> DATASET EXTRACT
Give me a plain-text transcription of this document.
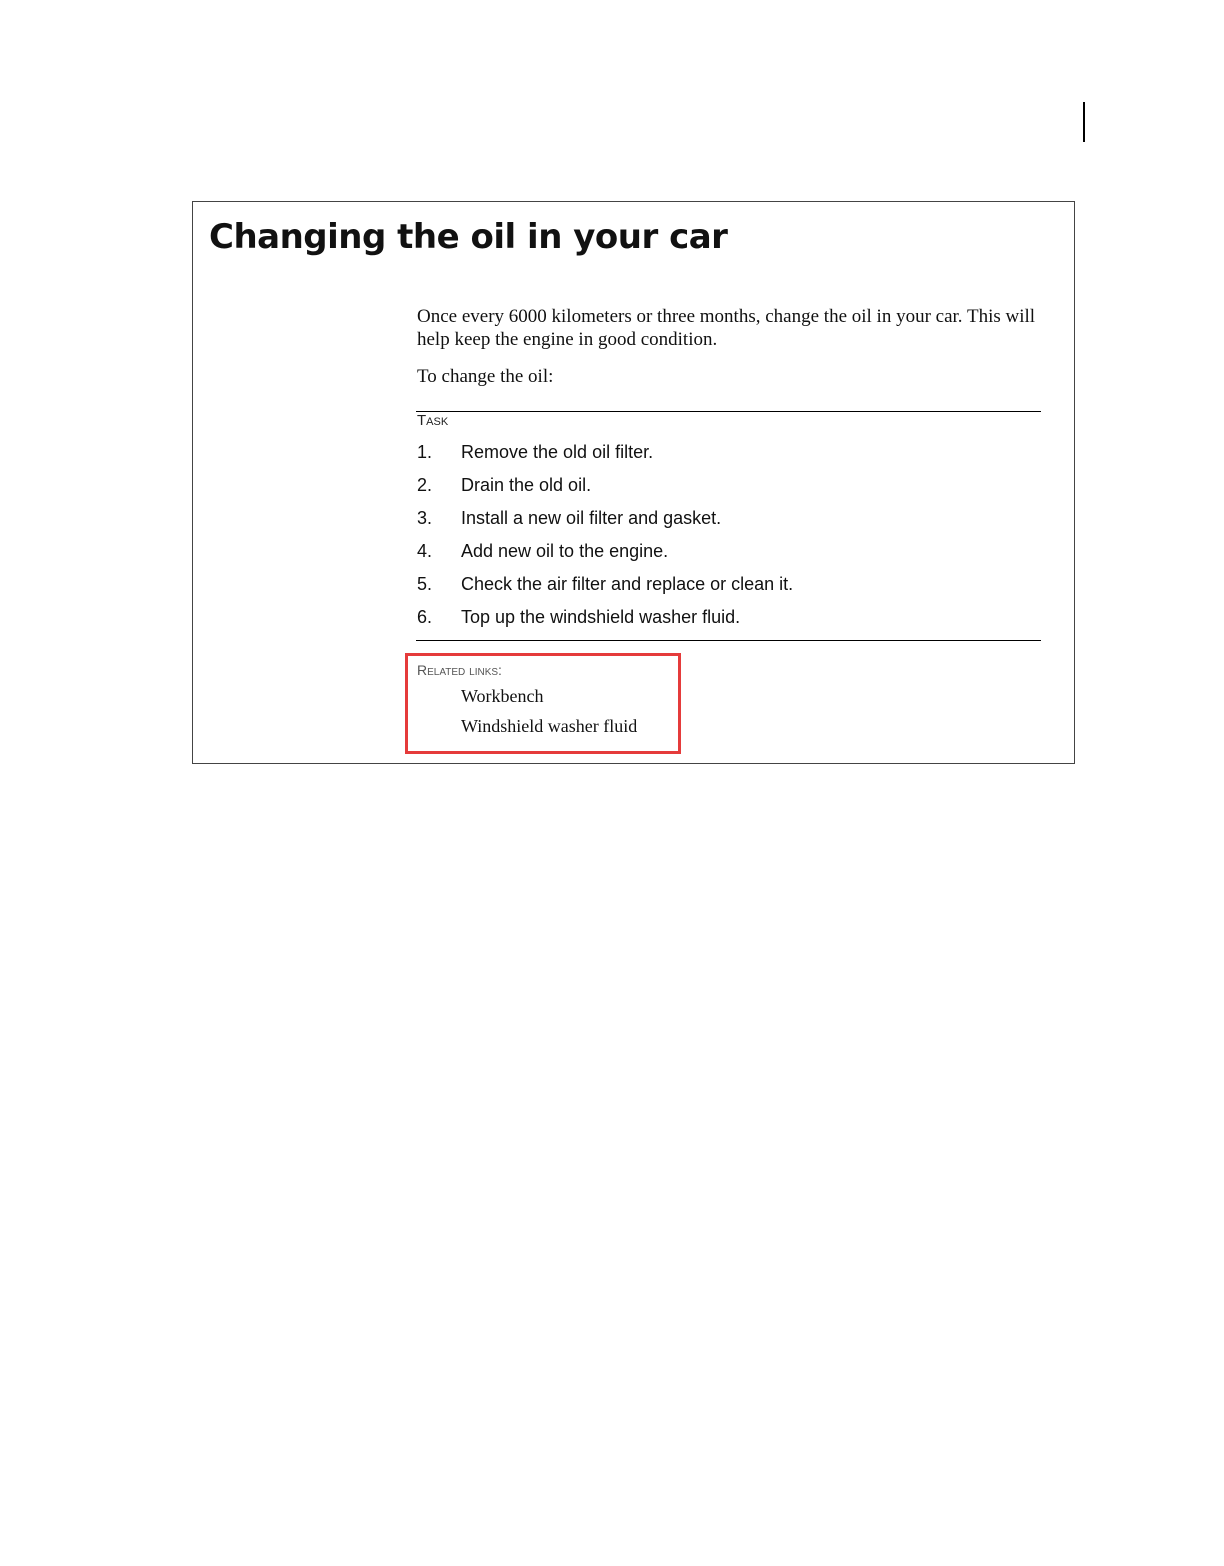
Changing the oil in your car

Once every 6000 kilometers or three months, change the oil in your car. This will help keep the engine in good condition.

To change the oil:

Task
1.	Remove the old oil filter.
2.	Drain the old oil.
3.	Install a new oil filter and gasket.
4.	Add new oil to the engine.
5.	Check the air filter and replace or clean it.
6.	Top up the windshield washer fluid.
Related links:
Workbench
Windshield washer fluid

> WHAT IS REQUIRED
Find the lines holding "change" and list every one.

> RESULT OF THE TASK
Once every 6000 kilometers or three months, change the oil in your car. This will help keep the engine in good condition.
To change the oil:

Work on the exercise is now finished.